Begin Dataset rows

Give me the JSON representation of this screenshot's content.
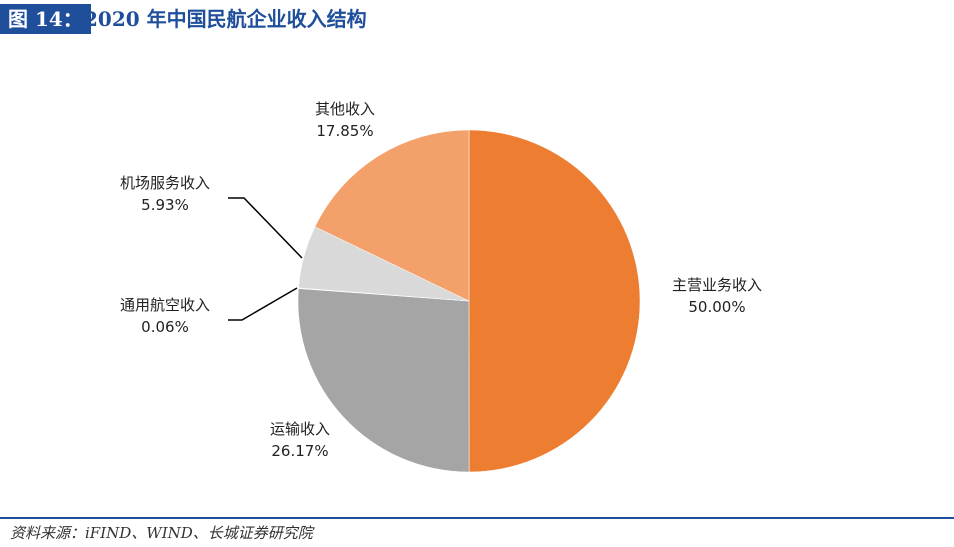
{
  "figure_label": "图 14：",
  "chart_data": {
    "type": "pie",
    "title": "2020 年中国民航企业收入结构",
    "categories": [
      "主营业务收入",
      "运输收入",
      "通用航空收入",
      "机场服务收入",
      "其他收入"
    ],
    "values": [
      50.0,
      26.17,
      0.06,
      5.93,
      17.85
    ],
    "value_labels": [
      "50.00%",
      "26.17%",
      "0.06%",
      "5.93%",
      "17.85%"
    ],
    "colors": [
      "#ED7D31",
      "#A5A5A5",
      "#F8CBAD",
      "#D9D9D9",
      "#F4A06A"
    ]
  },
  "source": "资料来源：iFIND、WIND、长城证券研究院"
}
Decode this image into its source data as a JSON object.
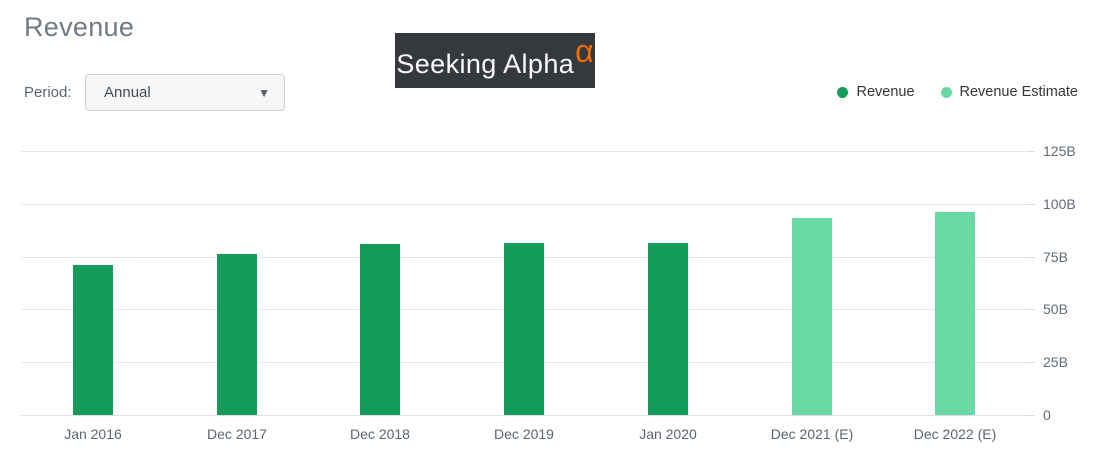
{
  "page": {
    "title": "Revenue"
  },
  "logo": {
    "text": "Seeking Alpha",
    "alpha_glyph": "α"
  },
  "period": {
    "label": "Period:",
    "selected": "Annual",
    "dropdown_arrow": "▼"
  },
  "legend": [
    {
      "label": "Revenue",
      "color": "#149b59"
    },
    {
      "label": "Revenue Estimate",
      "color": "#68d9a3"
    }
  ],
  "chart_data": {
    "type": "bar",
    "title": "Revenue",
    "xlabel": "",
    "ylabel": "",
    "categories": [
      "Jan 2016",
      "Dec 2017",
      "Dec 2018",
      "Dec 2019",
      "Jan 2020",
      "Dec 2021 (E)",
      "Dec 2022 (E)"
    ],
    "series": [
      {
        "name": "Revenue",
        "color": "#149b59",
        "values": [
          71,
          76,
          81,
          81.6,
          81.3,
          null,
          null
        ]
      },
      {
        "name": "Revenue Estimate",
        "color": "#68d9a3",
        "values": [
          null,
          null,
          null,
          null,
          null,
          93.5,
          96.3
        ]
      }
    ],
    "unit": "B",
    "ylim": [
      0,
      125
    ],
    "y_ticks": [
      {
        "v": 0,
        "label": "0"
      },
      {
        "v": 25,
        "label": "25B"
      },
      {
        "v": 50,
        "label": "50B"
      },
      {
        "v": 75,
        "label": "75B"
      },
      {
        "v": 100,
        "label": "100B"
      },
      {
        "v": 125,
        "label": "125B"
      }
    ],
    "grid": true,
    "legend_position": "top-right",
    "y_axis_side": "right"
  },
  "colors": {
    "revenue": "#149b59",
    "revenue_estimate": "#68d9a3",
    "grid": "#e8e8e8",
    "baseline": "#dbe0e7",
    "axis_text": "#5b6570",
    "title_text": "#6f7a85",
    "logo_bg": "#35383d",
    "logo_alpha": "#ef6c05"
  }
}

End Dataset rows

What needs to be done -
Without including the pictures, return each record above exactly as it stands.

Solution for this problem -
Give me the JSON representation of this screenshot's content.
{
  "figure_label": "图 14：",
  "chart_data": {
    "type": "pie",
    "title": "2020 年中国民航企业收入结构",
    "categories": [
      "主营业务收入",
      "运输收入",
      "通用航空收入",
      "机场服务收入",
      "其他收入"
    ],
    "values": [
      50.0,
      26.17,
      0.06,
      5.93,
      17.85
    ],
    "value_labels": [
      "50.00%",
      "26.17%",
      "0.06%",
      "5.93%",
      "17.85%"
    ],
    "colors": [
      "#ED7D31",
      "#A5A5A5",
      "#F8CBAD",
      "#D9D9D9",
      "#F4A06A"
    ]
  },
  "source": "资料来源：iFIND、WIND、长城证券研究院"
}
Decode this image into its source data as a JSON object.
{
  "page": {
    "title": "Revenue"
  },
  "logo": {
    "text": "Seeking Alpha",
    "alpha_glyph": "α"
  },
  "period": {
    "label": "Period:",
    "selected": "Annual",
    "dropdown_arrow": "▼"
  },
  "legend": [
    {
      "label": "Revenue",
      "color": "#149b59"
    },
    {
      "label": "Revenue Estimate",
      "color": "#68d9a3"
    }
  ],
  "chart_data": {
    "type": "bar",
    "title": "Revenue",
    "xlabel": "",
    "ylabel": "",
    "categories": [
      "Jan 2016",
      "Dec 2017",
      "Dec 2018",
      "Dec 2019",
      "Jan 2020",
      "Dec 2021 (E)",
      "Dec 2022 (E)"
    ],
    "series": [
      {
        "name": "Revenue",
        "color": "#149b59",
        "values": [
          71,
          76,
          81,
          81.6,
          81.3,
          null,
          null
        ]
      },
      {
        "name": "Revenue Estimate",
        "color": "#68d9a3",
        "values": [
          null,
          null,
          null,
          null,
          null,
          93.5,
          96.3
        ]
      }
    ],
    "unit": "B",
    "ylim": [
      0,
      125
    ],
    "y_ticks": [
      {
        "v": 0,
        "label": "0"
      },
      {
        "v": 25,
        "label": "25B"
      },
      {
        "v": 50,
        "label": "50B"
      },
      {
        "v": 75,
        "label": "75B"
      },
      {
        "v": 100,
        "label": "100B"
      },
      {
        "v": 125,
        "label": "125B"
      }
    ],
    "grid": true,
    "legend_position": "top-right",
    "y_axis_side": "right"
  },
  "colors": {
    "revenue": "#149b59",
    "revenue_estimate": "#68d9a3",
    "grid": "#e8e8e8",
    "baseline": "#dbe0e7",
    "axis_text": "#5b6570",
    "title_text": "#6f7a85",
    "logo_bg": "#35383d",
    "logo_alpha": "#ef6c05"
  }
}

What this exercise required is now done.